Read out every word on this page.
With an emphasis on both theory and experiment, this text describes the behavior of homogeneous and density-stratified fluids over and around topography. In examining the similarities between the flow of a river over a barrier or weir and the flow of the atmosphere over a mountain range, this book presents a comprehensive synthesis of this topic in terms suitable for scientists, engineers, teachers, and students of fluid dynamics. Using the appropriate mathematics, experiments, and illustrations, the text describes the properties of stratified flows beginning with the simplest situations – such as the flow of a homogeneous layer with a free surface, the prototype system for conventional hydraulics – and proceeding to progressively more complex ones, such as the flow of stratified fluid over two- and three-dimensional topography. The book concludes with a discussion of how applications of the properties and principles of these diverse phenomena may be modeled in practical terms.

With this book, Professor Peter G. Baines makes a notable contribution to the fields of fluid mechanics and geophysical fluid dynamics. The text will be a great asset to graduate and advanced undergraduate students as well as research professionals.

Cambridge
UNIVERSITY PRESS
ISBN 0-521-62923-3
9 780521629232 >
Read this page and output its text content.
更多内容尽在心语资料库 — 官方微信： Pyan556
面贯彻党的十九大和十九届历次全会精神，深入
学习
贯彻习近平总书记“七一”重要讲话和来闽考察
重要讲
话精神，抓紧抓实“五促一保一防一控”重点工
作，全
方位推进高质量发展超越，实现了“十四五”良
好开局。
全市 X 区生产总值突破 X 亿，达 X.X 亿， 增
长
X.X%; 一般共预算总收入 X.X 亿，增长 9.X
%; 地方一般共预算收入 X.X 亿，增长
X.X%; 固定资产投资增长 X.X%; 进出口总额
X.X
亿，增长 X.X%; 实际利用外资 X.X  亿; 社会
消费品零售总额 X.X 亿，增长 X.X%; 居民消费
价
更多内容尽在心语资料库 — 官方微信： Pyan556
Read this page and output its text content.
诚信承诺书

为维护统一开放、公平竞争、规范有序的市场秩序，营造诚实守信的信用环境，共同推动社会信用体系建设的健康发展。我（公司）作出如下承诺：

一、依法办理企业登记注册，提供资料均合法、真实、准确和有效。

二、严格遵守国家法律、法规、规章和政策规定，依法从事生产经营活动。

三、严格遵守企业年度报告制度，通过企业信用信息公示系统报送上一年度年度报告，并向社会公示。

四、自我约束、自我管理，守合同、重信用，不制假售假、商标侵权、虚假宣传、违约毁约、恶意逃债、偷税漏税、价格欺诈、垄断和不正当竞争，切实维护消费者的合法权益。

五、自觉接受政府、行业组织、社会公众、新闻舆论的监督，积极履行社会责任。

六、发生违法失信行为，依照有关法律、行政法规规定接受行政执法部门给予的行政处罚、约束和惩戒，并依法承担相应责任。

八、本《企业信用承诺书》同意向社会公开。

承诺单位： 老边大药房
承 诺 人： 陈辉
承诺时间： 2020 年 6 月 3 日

The request - Every record shown above must be echoed exactly.

Complete response -
Read out every word on this page.
With an emphasis on both theory and experiment, this text describes the behavior of homogeneous and density-stratified fluids over and around topography. In examining the similarities between the flow of a river over a barrier or weir and the flow of the atmosphere over a mountain range, this book presents a comprehensive synthesis of this topic in terms suitable for scientists, engineers, teachers, and students of fluid dynamics. Using the appropriate mathematics, experiments, and illustrations, the text describes the properties of stratified flows beginning with the simplest situations – such as the flow of a homogeneous layer with a free surface, the prototype system for conventional hydraulics – and proceeding to progressively more complex ones, such as the flow of stratified fluid over two- and three-dimensional topography. The book concludes with a discussion of how applications of the properties and principles of these diverse phenomena may be modeled in practical terms.

With this book, Professor Peter G. Baines makes a notable contribution to the fields of fluid mechanics and geophysical fluid dynamics. The text will be a great asset to graduate and advanced undergraduate students as well as research professionals.

Cambridge
UNIVERSITY PRESS
ISBN 0-521-62923-3
9 780521629232 >
Read this page and output its text content.
更多内容尽在心语资料库 — 官方微信： Pyan556
面贯彻党的十九大和十九届历次全会精神，深入
学习
贯彻习近平总书记“七一”重要讲话和来闽考察
重要讲
话精神，抓紧抓实“五促一保一防一控”重点工
作，全
方位推进高质量发展超越，实现了“十四五”良
好开局。
全市 X 区生产总值突破 X 亿，达 X.X 亿， 增
长
X.X%; 一般共预算总收入 X.X 亿，增长 9.X
%; 地方一般共预算收入 X.X 亿，增长
X.X%; 固定资产投资增长 X.X%; 进出口总额
X.X
亿，增长 X.X%; 实际利用外资 X.X  亿; 社会
消费品零售总额 X.X 亿，增长 X.X%; 居民消费
价
更多内容尽在心语资料库 — 官方微信： Pyan556
Read this page and output its text content.
诚信承诺书

为维护统一开放、公平竞争、规范有序的市场秩序，营造诚实守信的信用环境，共同推动社会信用体系建设的健康发展。我（公司）作出如下承诺：

一、依法办理企业登记注册，提供资料均合法、真实、准确和有效。

二、严格遵守国家法律、法规、规章和政策规定，依法从事生产经营活动。

三、严格遵守企业年度报告制度，通过企业信用信息公示系统报送上一年度年度报告，并向社会公示。

四、自我约束、自我管理，守合同、重信用，不制假售假、商标侵权、虚假宣传、违约毁约、恶意逃债、偷税漏税、价格欺诈、垄断和不正当竞争，切实维护消费者的合法权益。

五、自觉接受政府、行业组织、社会公众、新闻舆论的监督，积极履行社会责任。

六、发生违法失信行为，依照有关法律、行政法规规定接受行政执法部门给予的行政处罚、约束和惩戒，并依法承担相应责任。

八、本《企业信用承诺书》同意向社会公开。

承诺单位： 老边大药房
承 诺 人： 陈辉
承诺时间： 2020 年 6 月 3 日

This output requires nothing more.